Data to use ::
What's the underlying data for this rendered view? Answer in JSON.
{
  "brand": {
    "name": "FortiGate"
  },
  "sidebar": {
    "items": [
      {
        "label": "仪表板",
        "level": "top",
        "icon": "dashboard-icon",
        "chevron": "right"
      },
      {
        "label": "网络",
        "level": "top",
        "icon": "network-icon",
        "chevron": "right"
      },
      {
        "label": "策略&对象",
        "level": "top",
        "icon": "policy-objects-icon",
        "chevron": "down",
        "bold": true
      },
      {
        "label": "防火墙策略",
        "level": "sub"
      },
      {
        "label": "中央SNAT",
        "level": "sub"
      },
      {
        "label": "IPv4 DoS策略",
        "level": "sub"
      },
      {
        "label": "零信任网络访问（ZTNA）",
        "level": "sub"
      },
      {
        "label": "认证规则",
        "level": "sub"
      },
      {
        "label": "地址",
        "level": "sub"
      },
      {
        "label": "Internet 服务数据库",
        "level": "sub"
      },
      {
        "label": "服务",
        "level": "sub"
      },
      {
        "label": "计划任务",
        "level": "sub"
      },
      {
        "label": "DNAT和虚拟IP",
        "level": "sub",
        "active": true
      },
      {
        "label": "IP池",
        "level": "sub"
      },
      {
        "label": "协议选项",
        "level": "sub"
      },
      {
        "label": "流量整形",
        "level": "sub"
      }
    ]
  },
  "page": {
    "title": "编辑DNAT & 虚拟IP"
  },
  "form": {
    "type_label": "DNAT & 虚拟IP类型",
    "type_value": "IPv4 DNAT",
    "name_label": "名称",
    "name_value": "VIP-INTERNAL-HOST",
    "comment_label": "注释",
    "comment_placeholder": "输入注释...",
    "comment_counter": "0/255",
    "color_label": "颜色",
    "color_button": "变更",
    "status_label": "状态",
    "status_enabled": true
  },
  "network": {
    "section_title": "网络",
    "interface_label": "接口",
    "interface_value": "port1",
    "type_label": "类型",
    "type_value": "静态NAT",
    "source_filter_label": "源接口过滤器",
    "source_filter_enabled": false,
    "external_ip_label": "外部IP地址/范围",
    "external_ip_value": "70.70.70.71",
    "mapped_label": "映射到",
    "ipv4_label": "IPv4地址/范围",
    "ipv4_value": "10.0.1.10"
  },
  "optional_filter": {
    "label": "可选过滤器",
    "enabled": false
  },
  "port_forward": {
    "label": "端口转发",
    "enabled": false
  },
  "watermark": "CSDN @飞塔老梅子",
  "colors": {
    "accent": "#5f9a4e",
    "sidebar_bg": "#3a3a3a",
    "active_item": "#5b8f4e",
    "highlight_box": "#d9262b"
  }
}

What you will do ::
Locate all lines in the listing above with the word "icon" and copy them.

Exercise output ::
        "icon": "dashboard-icon",
        "icon": "network-icon",
        "icon": "policy-objects-icon",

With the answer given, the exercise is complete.